### [Problem details]
Tally the lines of the listing that contain the word "this", then give the total and nothing else.

━━━━━ Provided records ━━━━━

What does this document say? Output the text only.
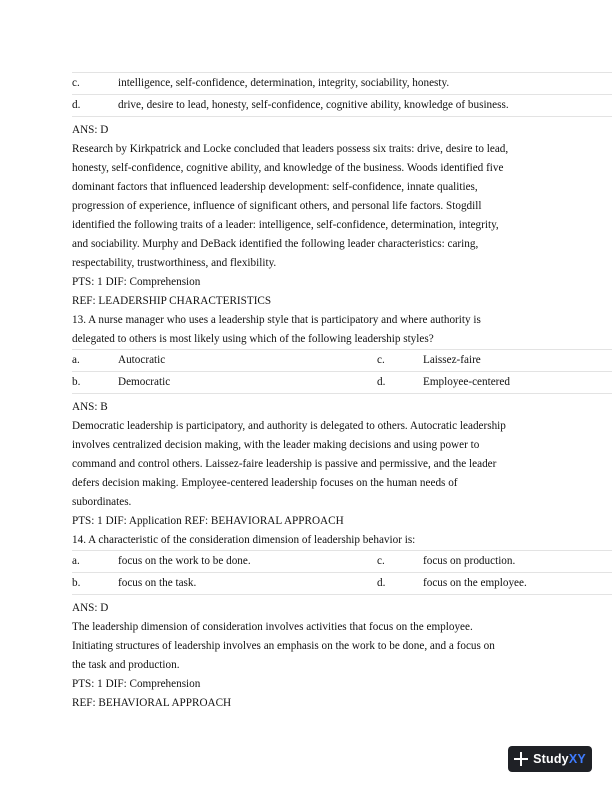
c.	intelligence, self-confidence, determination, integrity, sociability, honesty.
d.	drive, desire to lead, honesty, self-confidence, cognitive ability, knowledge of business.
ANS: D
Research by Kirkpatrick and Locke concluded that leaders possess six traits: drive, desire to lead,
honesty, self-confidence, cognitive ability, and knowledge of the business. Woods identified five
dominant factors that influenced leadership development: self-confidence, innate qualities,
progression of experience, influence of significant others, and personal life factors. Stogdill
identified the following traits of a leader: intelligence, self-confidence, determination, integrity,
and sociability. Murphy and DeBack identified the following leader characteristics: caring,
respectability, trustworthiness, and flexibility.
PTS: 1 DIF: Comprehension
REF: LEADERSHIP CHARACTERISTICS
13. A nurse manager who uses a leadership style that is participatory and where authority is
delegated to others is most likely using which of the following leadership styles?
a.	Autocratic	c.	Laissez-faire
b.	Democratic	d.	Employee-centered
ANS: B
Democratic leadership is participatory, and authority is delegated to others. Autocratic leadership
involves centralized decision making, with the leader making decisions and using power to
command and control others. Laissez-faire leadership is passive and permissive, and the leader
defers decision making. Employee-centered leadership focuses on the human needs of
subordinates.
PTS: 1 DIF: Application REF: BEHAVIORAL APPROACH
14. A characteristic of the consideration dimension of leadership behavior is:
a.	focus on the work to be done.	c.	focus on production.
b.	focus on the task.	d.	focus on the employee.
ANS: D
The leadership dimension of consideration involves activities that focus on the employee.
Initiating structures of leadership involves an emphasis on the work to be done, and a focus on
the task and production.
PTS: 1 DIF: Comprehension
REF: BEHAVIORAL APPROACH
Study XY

━━━━━
━━━━━ Provided records ━━━━━

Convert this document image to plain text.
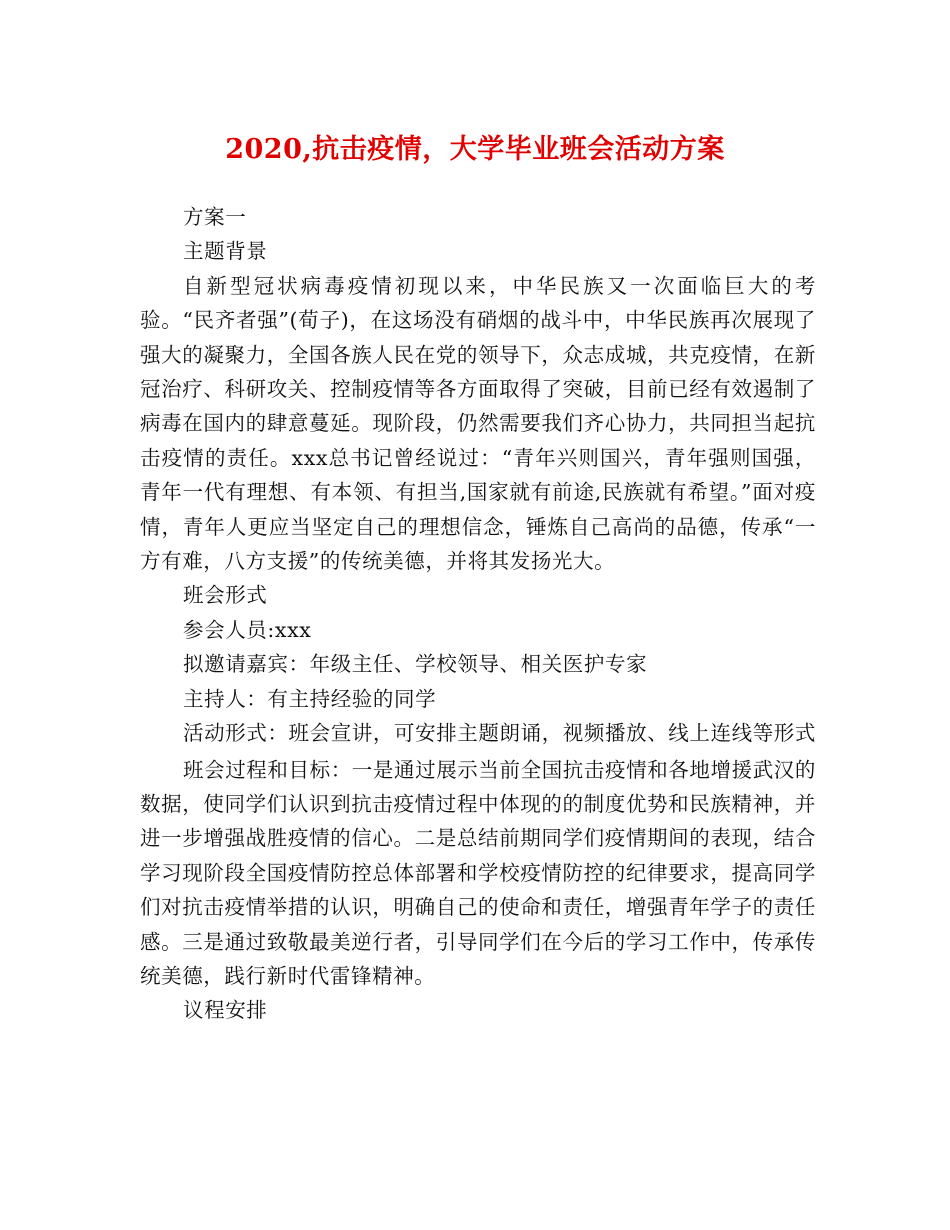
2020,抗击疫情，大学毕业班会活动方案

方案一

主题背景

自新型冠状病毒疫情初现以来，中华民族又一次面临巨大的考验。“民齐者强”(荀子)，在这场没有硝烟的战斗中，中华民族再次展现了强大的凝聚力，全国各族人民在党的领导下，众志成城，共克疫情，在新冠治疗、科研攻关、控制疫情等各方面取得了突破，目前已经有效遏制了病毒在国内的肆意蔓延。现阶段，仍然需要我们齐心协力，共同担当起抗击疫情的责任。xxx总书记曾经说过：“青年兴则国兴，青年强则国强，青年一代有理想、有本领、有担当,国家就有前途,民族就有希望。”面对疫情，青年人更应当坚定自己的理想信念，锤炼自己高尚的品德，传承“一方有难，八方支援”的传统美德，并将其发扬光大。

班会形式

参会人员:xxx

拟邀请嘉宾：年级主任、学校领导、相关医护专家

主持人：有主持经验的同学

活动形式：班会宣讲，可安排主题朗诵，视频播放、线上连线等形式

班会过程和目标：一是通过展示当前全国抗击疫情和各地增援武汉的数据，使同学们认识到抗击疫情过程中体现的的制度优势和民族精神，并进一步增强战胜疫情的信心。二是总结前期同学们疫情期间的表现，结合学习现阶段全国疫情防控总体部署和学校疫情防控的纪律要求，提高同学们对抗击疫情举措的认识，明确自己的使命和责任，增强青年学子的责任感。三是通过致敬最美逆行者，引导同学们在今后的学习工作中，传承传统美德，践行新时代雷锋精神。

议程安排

━━━━━
━━━━━ Provided records ━━━━━

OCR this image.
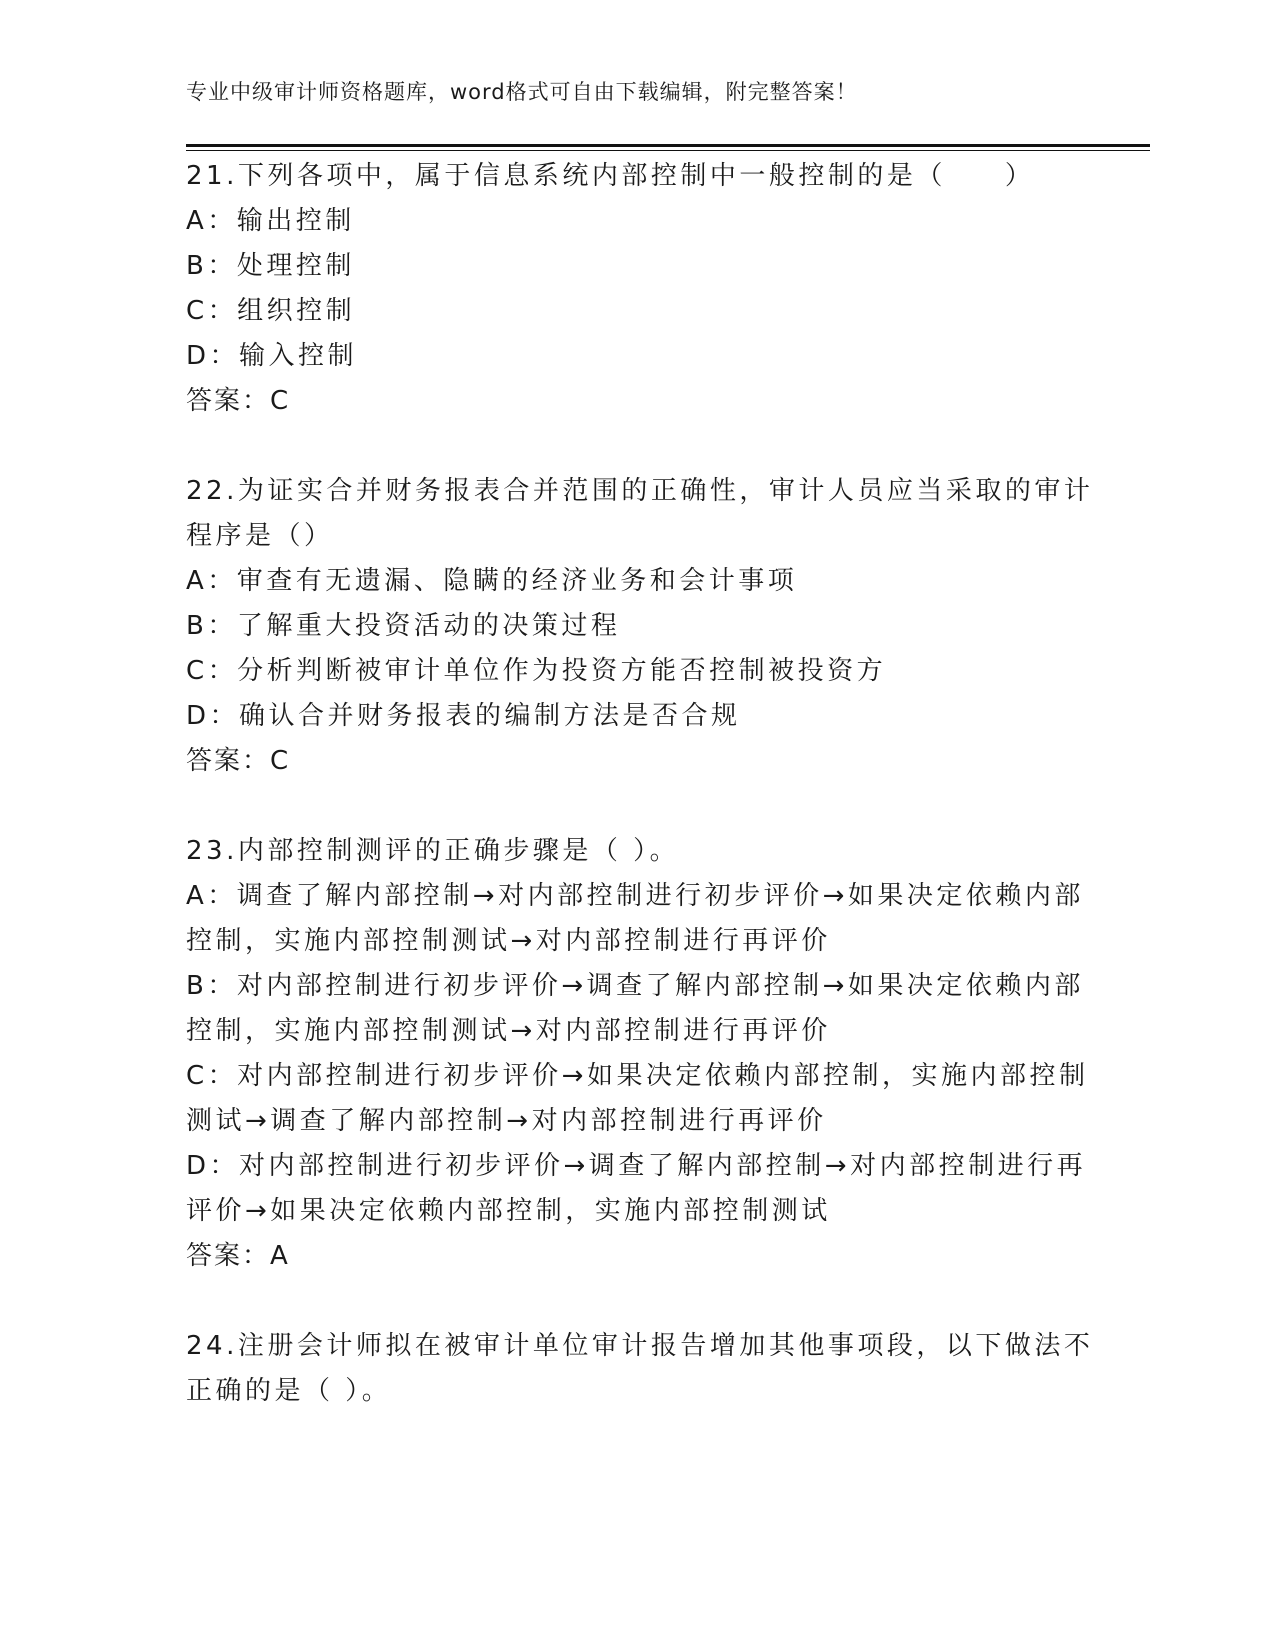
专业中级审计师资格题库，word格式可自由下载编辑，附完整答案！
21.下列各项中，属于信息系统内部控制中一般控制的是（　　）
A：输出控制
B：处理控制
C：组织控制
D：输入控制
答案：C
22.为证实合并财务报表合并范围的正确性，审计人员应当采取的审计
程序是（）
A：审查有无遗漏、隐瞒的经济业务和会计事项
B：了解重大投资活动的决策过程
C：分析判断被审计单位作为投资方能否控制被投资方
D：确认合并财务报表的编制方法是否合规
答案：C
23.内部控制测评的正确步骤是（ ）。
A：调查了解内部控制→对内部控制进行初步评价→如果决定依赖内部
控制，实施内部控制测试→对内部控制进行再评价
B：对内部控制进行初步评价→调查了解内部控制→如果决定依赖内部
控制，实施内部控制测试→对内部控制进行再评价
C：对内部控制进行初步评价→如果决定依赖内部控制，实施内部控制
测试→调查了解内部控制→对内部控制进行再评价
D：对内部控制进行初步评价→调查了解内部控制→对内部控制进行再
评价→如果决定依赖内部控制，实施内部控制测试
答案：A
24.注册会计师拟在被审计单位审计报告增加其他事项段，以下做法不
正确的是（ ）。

━━━━━

### [The solution]
3